Saved data entries:
------------------------------------------------------------------------

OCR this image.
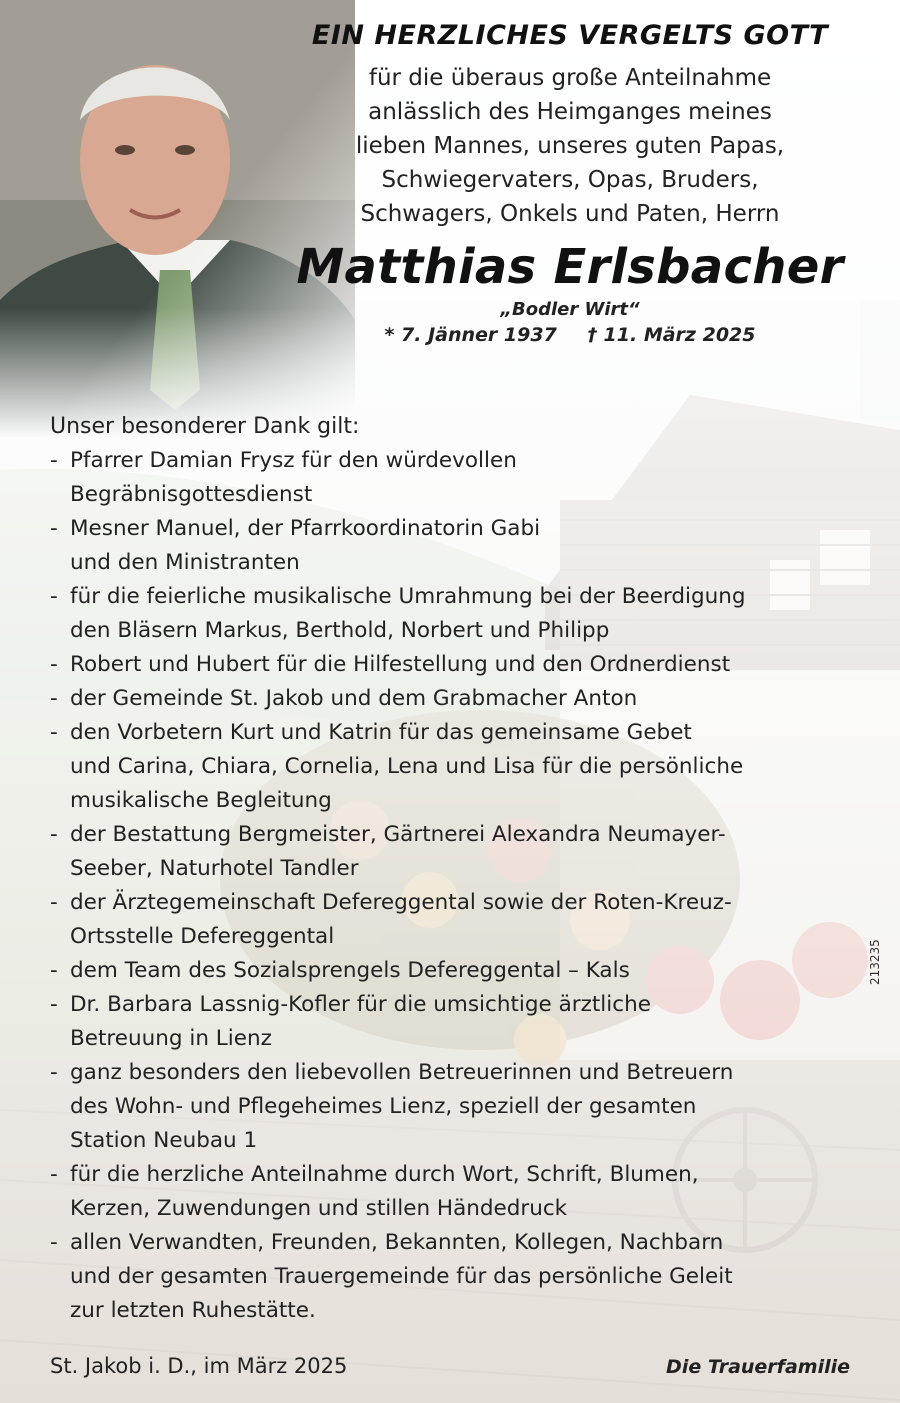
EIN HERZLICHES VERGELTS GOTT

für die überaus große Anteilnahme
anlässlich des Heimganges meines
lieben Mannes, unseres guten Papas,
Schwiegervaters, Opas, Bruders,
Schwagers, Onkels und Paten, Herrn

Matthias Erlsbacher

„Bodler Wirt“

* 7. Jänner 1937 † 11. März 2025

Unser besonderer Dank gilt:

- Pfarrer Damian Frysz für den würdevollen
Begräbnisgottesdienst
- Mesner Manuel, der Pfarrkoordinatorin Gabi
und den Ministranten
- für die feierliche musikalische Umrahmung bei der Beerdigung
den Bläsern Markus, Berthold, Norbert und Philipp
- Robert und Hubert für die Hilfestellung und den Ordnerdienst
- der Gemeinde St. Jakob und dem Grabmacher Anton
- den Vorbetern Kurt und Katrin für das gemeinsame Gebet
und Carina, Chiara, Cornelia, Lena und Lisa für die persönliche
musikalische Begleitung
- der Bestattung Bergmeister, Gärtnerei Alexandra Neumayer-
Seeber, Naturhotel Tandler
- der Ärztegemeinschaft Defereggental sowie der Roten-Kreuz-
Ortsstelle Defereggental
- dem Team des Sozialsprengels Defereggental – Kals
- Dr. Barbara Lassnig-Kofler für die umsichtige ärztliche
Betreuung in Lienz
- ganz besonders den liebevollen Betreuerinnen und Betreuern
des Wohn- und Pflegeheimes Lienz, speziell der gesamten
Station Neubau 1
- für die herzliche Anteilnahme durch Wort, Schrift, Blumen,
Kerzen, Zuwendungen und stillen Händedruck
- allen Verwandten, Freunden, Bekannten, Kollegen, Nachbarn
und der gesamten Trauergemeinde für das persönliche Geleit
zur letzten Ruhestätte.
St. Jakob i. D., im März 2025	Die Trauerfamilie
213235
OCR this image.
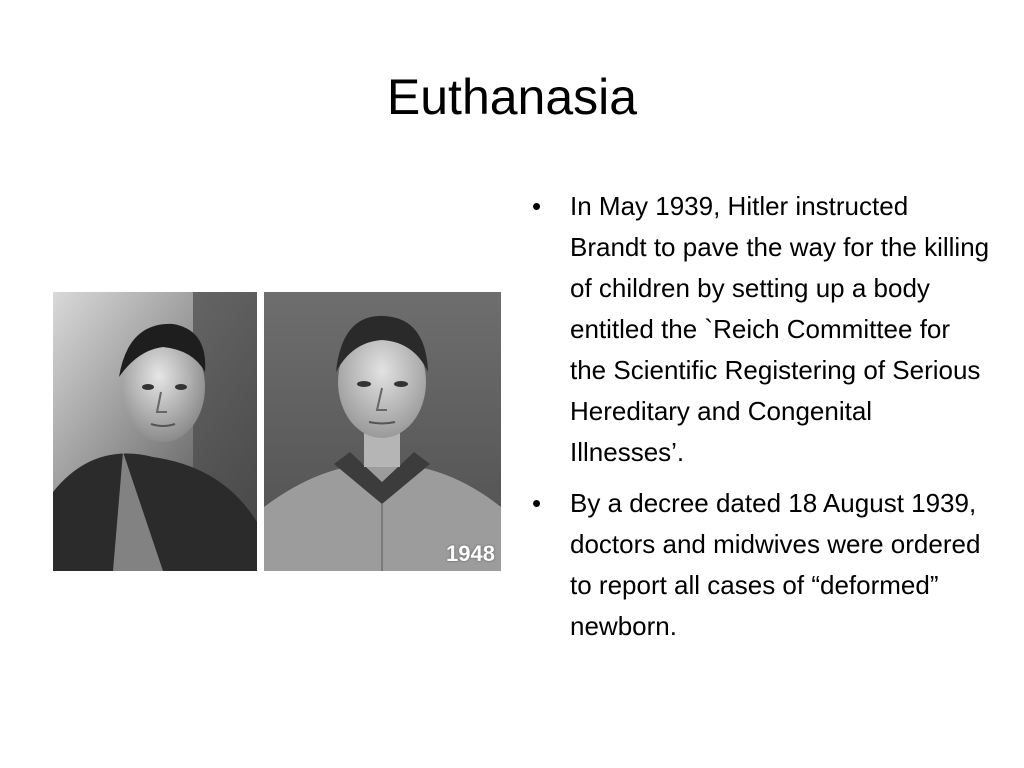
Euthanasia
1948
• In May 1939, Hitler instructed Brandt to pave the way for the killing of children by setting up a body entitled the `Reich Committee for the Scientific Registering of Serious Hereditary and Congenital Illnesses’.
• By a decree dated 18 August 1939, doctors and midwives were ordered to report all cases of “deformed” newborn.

------------------------------------------------------------------------

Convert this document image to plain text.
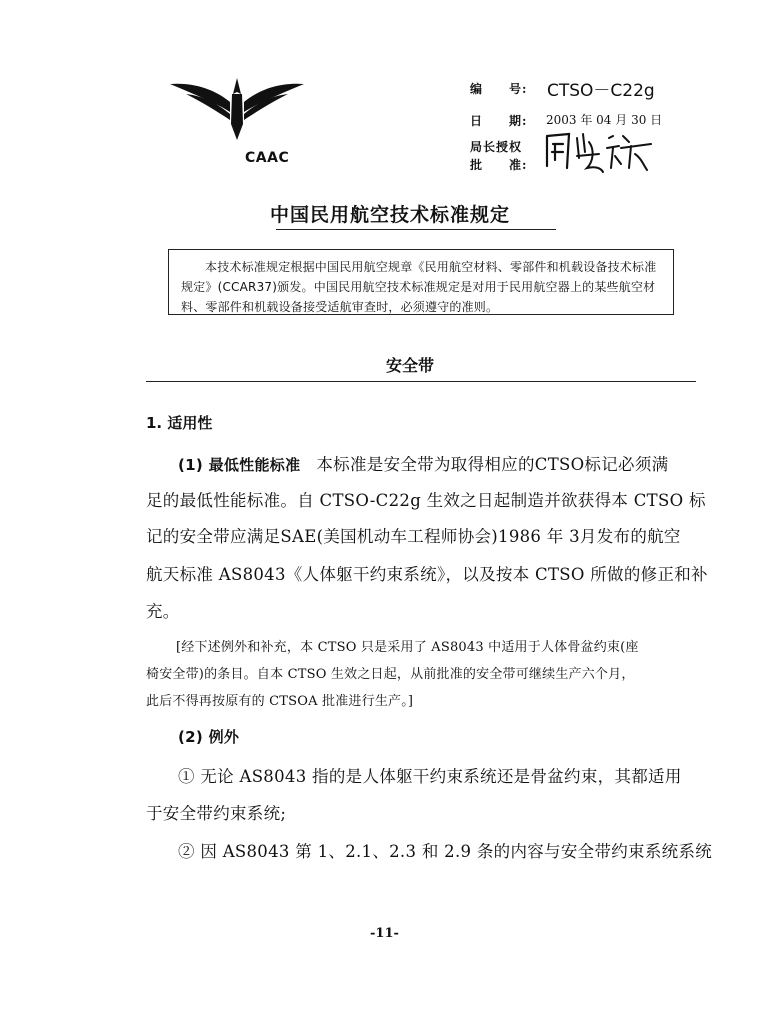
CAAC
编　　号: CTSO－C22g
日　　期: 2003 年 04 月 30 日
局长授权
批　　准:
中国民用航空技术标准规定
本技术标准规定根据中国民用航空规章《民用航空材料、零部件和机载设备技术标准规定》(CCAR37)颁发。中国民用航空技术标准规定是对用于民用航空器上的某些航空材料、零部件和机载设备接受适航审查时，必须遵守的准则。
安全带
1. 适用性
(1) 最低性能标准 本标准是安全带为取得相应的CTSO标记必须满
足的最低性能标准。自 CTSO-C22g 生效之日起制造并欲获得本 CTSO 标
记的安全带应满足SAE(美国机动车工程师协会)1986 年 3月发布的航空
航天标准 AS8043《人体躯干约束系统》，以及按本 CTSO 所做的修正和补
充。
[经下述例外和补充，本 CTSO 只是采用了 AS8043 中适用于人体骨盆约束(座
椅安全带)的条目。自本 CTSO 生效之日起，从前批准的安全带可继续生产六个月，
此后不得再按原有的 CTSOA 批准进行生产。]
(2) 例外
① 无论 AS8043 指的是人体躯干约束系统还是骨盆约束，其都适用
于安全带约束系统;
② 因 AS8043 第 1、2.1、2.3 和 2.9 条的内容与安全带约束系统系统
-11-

------------------------------------------------------------------------

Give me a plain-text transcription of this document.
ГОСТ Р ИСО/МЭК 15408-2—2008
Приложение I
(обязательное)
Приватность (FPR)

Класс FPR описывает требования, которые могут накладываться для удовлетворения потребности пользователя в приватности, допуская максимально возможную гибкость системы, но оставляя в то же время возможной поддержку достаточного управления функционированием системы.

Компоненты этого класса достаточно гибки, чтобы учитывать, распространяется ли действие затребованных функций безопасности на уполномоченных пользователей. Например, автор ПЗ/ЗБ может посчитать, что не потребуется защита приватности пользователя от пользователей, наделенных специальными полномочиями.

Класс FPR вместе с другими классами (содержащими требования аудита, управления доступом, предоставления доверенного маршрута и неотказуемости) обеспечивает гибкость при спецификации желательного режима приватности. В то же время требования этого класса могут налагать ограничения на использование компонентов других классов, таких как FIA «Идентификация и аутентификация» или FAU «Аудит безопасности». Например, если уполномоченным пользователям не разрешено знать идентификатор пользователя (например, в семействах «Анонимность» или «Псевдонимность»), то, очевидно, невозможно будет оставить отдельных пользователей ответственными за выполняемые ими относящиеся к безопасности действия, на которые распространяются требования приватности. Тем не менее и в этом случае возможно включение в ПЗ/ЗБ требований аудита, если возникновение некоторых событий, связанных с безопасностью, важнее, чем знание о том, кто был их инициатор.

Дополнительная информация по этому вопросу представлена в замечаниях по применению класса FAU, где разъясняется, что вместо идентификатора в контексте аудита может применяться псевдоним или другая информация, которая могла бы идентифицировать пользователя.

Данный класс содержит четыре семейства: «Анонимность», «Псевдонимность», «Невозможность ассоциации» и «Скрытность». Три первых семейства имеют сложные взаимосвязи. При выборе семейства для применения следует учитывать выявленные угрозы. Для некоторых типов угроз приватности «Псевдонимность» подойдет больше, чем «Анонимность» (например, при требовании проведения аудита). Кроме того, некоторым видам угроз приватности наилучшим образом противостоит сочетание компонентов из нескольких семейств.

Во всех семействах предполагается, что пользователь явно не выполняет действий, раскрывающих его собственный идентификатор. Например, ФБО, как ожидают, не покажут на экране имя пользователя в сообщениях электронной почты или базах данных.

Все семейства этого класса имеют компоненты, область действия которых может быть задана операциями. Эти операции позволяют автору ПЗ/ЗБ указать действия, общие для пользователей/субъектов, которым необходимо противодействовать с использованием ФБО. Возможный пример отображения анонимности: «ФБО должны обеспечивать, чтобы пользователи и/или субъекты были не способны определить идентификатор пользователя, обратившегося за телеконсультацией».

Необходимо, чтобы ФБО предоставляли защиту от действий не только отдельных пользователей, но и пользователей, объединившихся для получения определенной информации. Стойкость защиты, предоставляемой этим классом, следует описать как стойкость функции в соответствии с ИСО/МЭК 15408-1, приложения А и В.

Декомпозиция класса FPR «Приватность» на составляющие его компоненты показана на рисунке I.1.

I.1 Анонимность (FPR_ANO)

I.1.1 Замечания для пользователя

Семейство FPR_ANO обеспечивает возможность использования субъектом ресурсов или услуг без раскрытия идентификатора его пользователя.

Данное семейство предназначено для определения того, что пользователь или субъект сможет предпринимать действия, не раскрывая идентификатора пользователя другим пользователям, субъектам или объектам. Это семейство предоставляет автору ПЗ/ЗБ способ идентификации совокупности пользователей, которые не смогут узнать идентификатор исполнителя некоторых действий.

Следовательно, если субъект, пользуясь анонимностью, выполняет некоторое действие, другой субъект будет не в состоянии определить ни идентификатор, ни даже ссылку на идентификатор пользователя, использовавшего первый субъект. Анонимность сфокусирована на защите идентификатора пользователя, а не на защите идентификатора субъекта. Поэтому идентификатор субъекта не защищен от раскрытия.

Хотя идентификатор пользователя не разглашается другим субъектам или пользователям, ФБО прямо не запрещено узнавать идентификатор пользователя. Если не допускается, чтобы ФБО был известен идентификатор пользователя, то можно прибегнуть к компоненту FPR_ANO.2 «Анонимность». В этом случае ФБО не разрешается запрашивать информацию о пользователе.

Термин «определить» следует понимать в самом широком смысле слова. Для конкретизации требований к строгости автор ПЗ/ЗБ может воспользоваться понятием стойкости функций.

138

------------------------------------------------------------------------

TO DO:
Identify every line holding the word "учитывать" and copy it out.

TASK OUTPUT:
Компоненты этого класса достаточно гибки, чтобы учитывать, распространяется ли действие затребованных функций безопасности на уполномоченных пользователей. Например, автор ПЗ/ЗБ может посчитать, что не потребуется защита приватности пользователя от пользователей, наделенных специальными полномочиями.
Данный класс содержит четыре семейства: «Анонимность», «Псевдонимность», «Невозможность ассоциации» и «Скрытность». Три первых семейства имеют сложные взаимосвязи. При выборе семейства для применения следует учитывать выявленные угрозы. Для некоторых типов угроз приватности «Псевдонимность» подойдет больше, чем «Анонимность» (например, при требовании проведения аудита). Кроме того, некоторым видам угроз приватности наилучшим образом противостоит сочетание компонентов из нескольких семейств.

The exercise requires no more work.